MATERIALS PROVIDED →
— Start —

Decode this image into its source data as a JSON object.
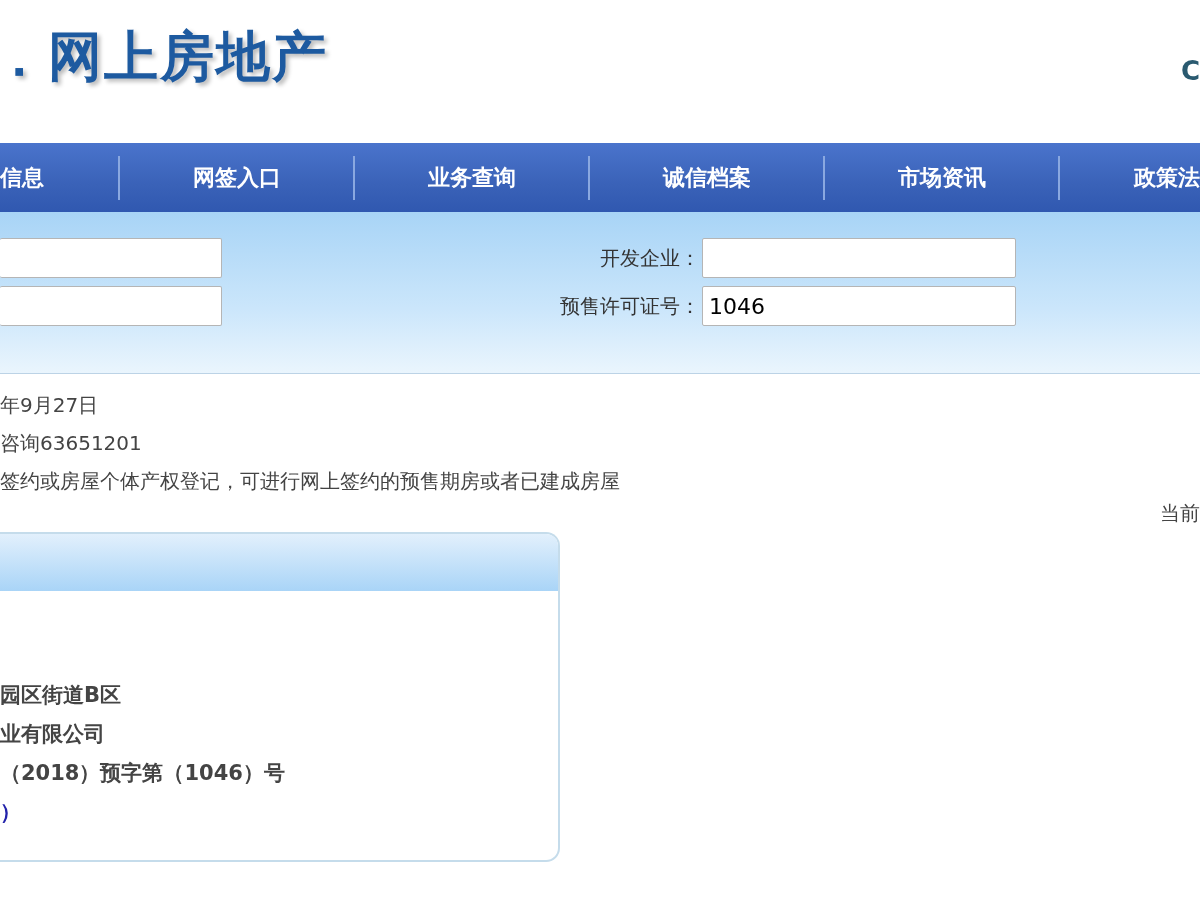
{
  "header": {
    "logo_text": "．网上房地产",
    "corner_text": "C"
  },
  "nav": [
    {
      "label": "信息",
      "kind": "edge"
    },
    {
      "label": "网签入口",
      "kind": "full"
    },
    {
      "label": "业务查询",
      "kind": "full"
    },
    {
      "label": "诚信档案",
      "kind": "full"
    },
    {
      "label": "市场资讯",
      "kind": "full"
    },
    {
      "label": "政策法",
      "kind": "edge"
    }
  ],
  "search": {
    "left_fields": [
      {
        "kind": "text"
      },
      {
        "kind": "text"
      }
    ],
    "right_fields": [
      {
        "label": "开发企业："
      },
      {
        "label": "预售许可证号：",
        "value": "1046"
      }
    ]
  },
  "notes": [
    "年9月27日",
    "咨询63651201",
    "签约或房屋个体产权登记，可进行网上签约的预售期房或者已建成房屋"
  ],
  "page_indicator": "当前",
  "card": {
    "lines": [
      {
        "text": "园区街道B区",
        "kind": "plain"
      },
      {
        "text": "业有限公司",
        "kind": "plain"
      },
      {
        "text": "（2018）预字第（1046）号",
        "kind": "plain"
      },
      {
        "text": "）",
        "kind": "link"
      }
    ]
  }
}
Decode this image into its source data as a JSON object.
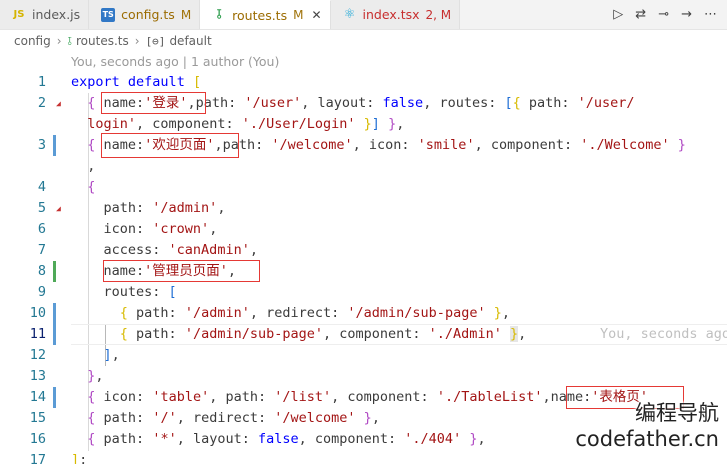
{
  "tabs": [
    {
      "label": "index.js",
      "status": "",
      "icon": "js-icon",
      "active": false
    },
    {
      "label": "config.ts",
      "status": "M",
      "icon": "ts-icon",
      "active": false
    },
    {
      "label": "routes.ts",
      "status": "M",
      "icon": "route-icon",
      "active": true
    },
    {
      "label": "index.tsx",
      "status": "2, M",
      "icon": "react-icon",
      "active": false
    }
  ],
  "tab_actions": [
    "run-icon",
    "compare-changes-icon",
    "timeline-icon",
    "forward-icon",
    "more-icon"
  ],
  "breadcrumb": {
    "folder": "config",
    "file": "routes.ts",
    "symbol": "default"
  },
  "blame": "You, seconds ago | 1 author (You)",
  "lines": [
    {
      "n": "1"
    },
    {
      "n": "2"
    },
    {
      "n": ""
    },
    {
      "n": "3"
    },
    {
      "n": ""
    },
    {
      "n": "4"
    },
    {
      "n": "5"
    },
    {
      "n": "6"
    },
    {
      "n": "7"
    },
    {
      "n": "8"
    },
    {
      "n": "9"
    },
    {
      "n": "10"
    },
    {
      "n": "11"
    },
    {
      "n": "12"
    },
    {
      "n": "13"
    },
    {
      "n": "14"
    },
    {
      "n": "15"
    },
    {
      "n": "16"
    },
    {
      "n": "17"
    }
  ],
  "ghost_text": "You, seconds ago",
  "watermark": {
    "line1": "编程导航",
    "line2": "codefather.cn"
  },
  "colors": {
    "keyword": "#0000ff",
    "string": "#a31515",
    "line_number": "#237893",
    "highlight_box": "#e53935",
    "git_added": "#4fa958",
    "git_modified": "#5b9bd5"
  }
}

— End —

STATED TASK → Transcribe the whole listing, character for character, but not its images.

TASK RESULT →
Decode this image into its source data as a JSON object.
{
  "header": {
    "logo_text": "．网上房地产",
    "corner_text": "C"
  },
  "nav": [
    {
      "label": "信息",
      "kind": "edge"
    },
    {
      "label": "网签入口",
      "kind": "full"
    },
    {
      "label": "业务查询",
      "kind": "full"
    },
    {
      "label": "诚信档案",
      "kind": "full"
    },
    {
      "label": "市场资讯",
      "kind": "full"
    },
    {
      "label": "政策法",
      "kind": "edge"
    }
  ],
  "search": {
    "left_fields": [
      {
        "kind": "text"
      },
      {
        "kind": "text"
      }
    ],
    "right_fields": [
      {
        "label": "开发企业："
      },
      {
        "label": "预售许可证号：",
        "value": "1046"
      }
    ]
  },
  "notes": [
    "年9月27日",
    "咨询63651201",
    "签约或房屋个体产权登记，可进行网上签约的预售期房或者已建成房屋"
  ],
  "page_indicator": "当前",
  "card": {
    "lines": [
      {
        "text": "园区街道B区",
        "kind": "plain"
      },
      {
        "text": "业有限公司",
        "kind": "plain"
      },
      {
        "text": "（2018）预字第（1046）号",
        "kind": "plain"
      },
      {
        "text": "）",
        "kind": "link"
      }
    ]
  }
}
Decode this image into its source data as a JSON object.
{
  "tabs": [
    {
      "label": "index.js",
      "status": "",
      "icon": "js-icon",
      "active": false
    },
    {
      "label": "config.ts",
      "status": "M",
      "icon": "ts-icon",
      "active": false
    },
    {
      "label": "routes.ts",
      "status": "M",
      "icon": "route-icon",
      "active": true
    },
    {
      "label": "index.tsx",
      "status": "2, M",
      "icon": "react-icon",
      "active": false
    }
  ],
  "tab_actions": [
    "run-icon",
    "compare-changes-icon",
    "timeline-icon",
    "forward-icon",
    "more-icon"
  ],
  "breadcrumb": {
    "folder": "config",
    "file": "routes.ts",
    "symbol": "default"
  },
  "blame": "You, seconds ago | 1 author (You)",
  "lines": [
    {
      "n": "1"
    },
    {
      "n": "2"
    },
    {
      "n": ""
    },
    {
      "n": "3"
    },
    {
      "n": ""
    },
    {
      "n": "4"
    },
    {
      "n": "5"
    },
    {
      "n": "6"
    },
    {
      "n": "7"
    },
    {
      "n": "8"
    },
    {
      "n": "9"
    },
    {
      "n": "10"
    },
    {
      "n": "11"
    },
    {
      "n": "12"
    },
    {
      "n": "13"
    },
    {
      "n": "14"
    },
    {
      "n": "15"
    },
    {
      "n": "16"
    },
    {
      "n": "17"
    }
  ],
  "ghost_text": "You, seconds ago",
  "watermark": {
    "line1": "编程导航",
    "line2": "codefather.cn"
  },
  "colors": {
    "keyword": "#0000ff",
    "string": "#a31515",
    "line_number": "#237893",
    "highlight_box": "#e53935",
    "git_added": "#4fa958",
    "git_modified": "#5b9bd5"
  }
}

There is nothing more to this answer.